§ **ЦЕЛЬ**: Перепишите дословно строки записей, начиная со строки, где стоит «Patent image size: (1045, 781).», и заканчивая строкой, где стоит «The small diameter portion 28e-2 is», включительно.

§ **ИСХОДНЫЕ ДАННЫЕ**:
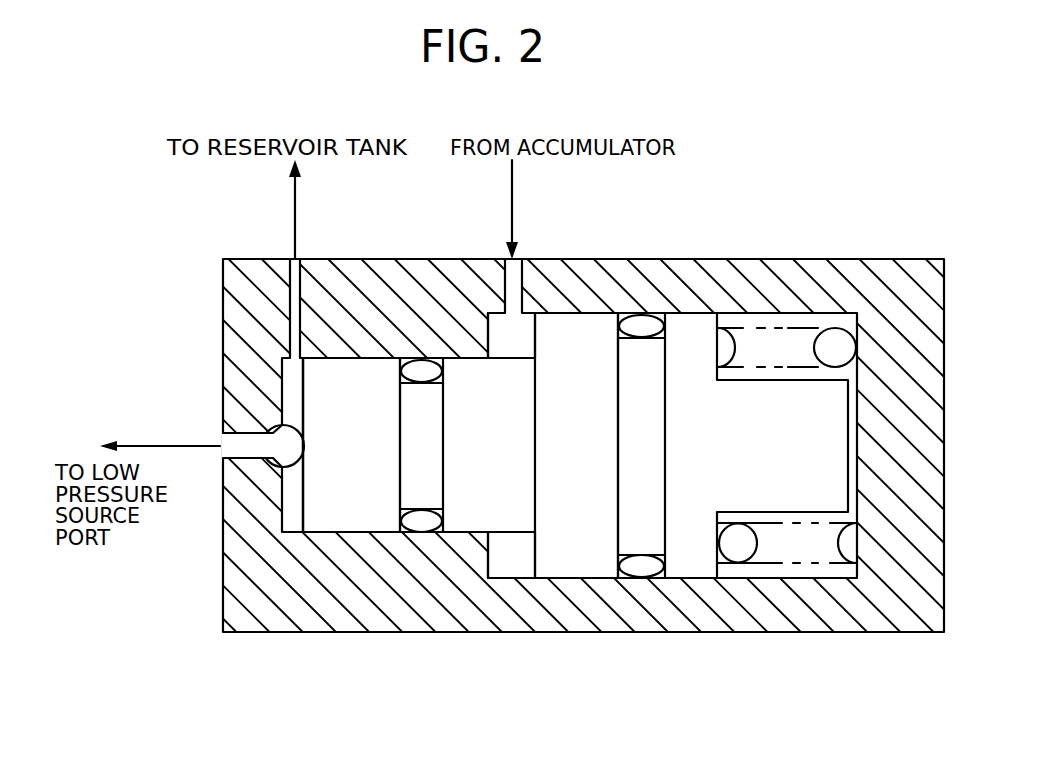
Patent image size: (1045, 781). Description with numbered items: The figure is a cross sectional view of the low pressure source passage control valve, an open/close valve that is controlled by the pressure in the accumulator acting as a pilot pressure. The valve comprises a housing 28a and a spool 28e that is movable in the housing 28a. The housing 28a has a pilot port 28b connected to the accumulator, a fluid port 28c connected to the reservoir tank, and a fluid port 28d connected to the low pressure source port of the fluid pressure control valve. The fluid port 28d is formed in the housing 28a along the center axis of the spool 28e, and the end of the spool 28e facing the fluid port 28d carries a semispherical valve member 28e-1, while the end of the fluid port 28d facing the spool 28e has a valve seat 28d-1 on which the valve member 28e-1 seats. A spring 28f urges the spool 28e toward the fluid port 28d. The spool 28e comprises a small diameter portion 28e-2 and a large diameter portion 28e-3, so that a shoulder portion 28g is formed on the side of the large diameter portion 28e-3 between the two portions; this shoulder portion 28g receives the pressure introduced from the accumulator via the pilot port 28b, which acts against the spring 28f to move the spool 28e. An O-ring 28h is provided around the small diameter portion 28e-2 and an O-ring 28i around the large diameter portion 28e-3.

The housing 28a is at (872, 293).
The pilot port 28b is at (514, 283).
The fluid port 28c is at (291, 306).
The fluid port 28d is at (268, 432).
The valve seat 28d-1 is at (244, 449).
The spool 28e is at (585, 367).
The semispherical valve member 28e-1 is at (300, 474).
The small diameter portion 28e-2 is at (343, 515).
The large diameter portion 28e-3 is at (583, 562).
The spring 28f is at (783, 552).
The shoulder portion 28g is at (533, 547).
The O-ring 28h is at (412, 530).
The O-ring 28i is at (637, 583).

---

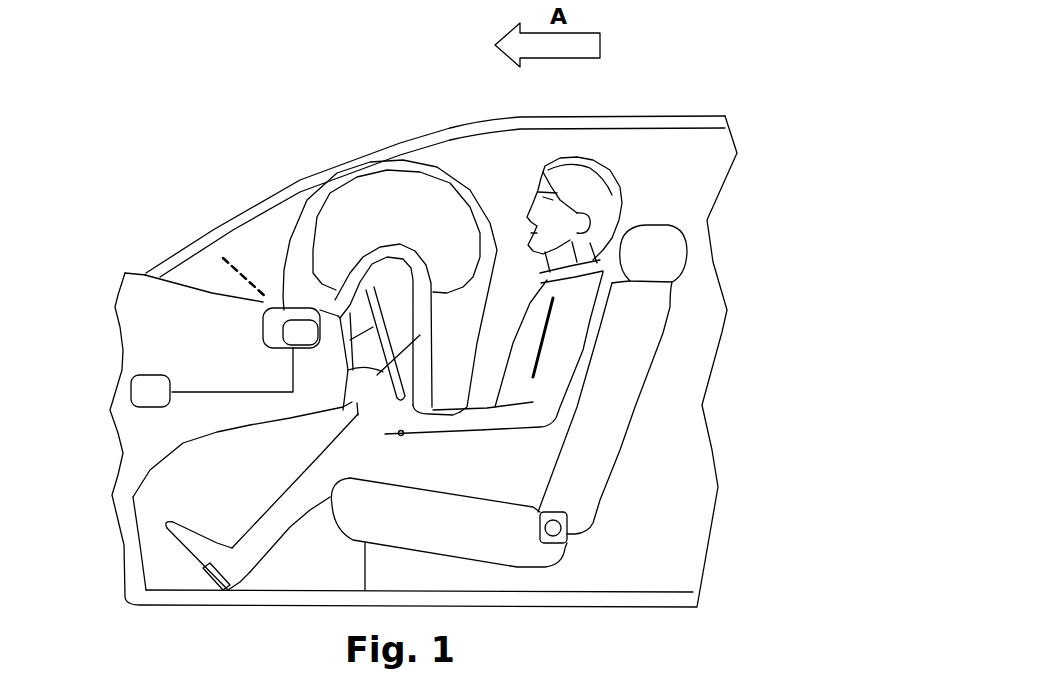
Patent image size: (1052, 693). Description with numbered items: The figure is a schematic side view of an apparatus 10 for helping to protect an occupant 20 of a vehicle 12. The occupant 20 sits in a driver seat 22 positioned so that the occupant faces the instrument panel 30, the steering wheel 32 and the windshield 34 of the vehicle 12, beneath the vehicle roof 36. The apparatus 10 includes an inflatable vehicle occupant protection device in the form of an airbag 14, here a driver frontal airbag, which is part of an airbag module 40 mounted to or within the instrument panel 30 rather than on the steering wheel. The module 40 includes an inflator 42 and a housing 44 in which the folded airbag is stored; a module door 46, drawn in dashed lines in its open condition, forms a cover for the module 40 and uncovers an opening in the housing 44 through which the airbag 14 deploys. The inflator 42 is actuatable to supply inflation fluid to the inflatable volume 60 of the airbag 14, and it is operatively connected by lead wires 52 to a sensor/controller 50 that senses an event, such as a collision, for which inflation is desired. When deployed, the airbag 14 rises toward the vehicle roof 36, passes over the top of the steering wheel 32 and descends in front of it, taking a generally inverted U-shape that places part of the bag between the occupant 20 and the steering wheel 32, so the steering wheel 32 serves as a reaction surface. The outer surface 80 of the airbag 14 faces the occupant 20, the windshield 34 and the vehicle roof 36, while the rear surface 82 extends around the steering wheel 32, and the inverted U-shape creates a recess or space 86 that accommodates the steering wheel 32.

§ **РЕШЕНИЕ**:
Patent image size: (1045, 781). Description with numbered items: The figure is a cross sectional view of the low pressure source passage control valve, an open/close valve that is controlled by the pressure in the accumulator acting as a pilot pressure. The valve comprises a housing 28a and a spool 28e that is movable in the housing 28a. The housing 28a has a pilot port 28b connected to the accumulator, a fluid port 28c connected to the reservoir tank, and a fluid port 28d connected to the low pressure source port of the fluid pressure control valve. The fluid port 28d is formed in the housing 28a along the center axis of the spool 28e, and the end of the spool 28e facing the fluid port 28d carries a semispherical valve member 28e-1, while the end of the fluid port 28d facing the spool 28e has a valve seat 28d-1 on which the valve member 28e-1 seats. A spring 28f urges the spool 28e toward the fluid port 28d. The spool 28e comprises a small diameter portion 28e-2 and a large diameter portion 28e-3, so that a shoulder portion 28g is formed on the side of the large diameter portion 28e-3 between the two portions; this shoulder portion 28g receives the pressure introduced from the accumulator via the pilot port 28b, which acts against the spring 28f to move the spool 28e. An O-ring 28h is provided around the small diameter portion 28e-2 and an O-ring 28i around the large diameter portion 28e-3.

The housing 28a is at (872, 293).
The pilot port 28b is at (514, 283).
The fluid port 28c is at (291, 306).
The fluid port 28d is at (268, 432).
The valve seat 28d-1 is at (244, 449).
The spool 28e is at (585, 367).
The semispherical valve member 28e-1 is at (300, 474).
The small diameter portion 28e-2 is at (343, 515).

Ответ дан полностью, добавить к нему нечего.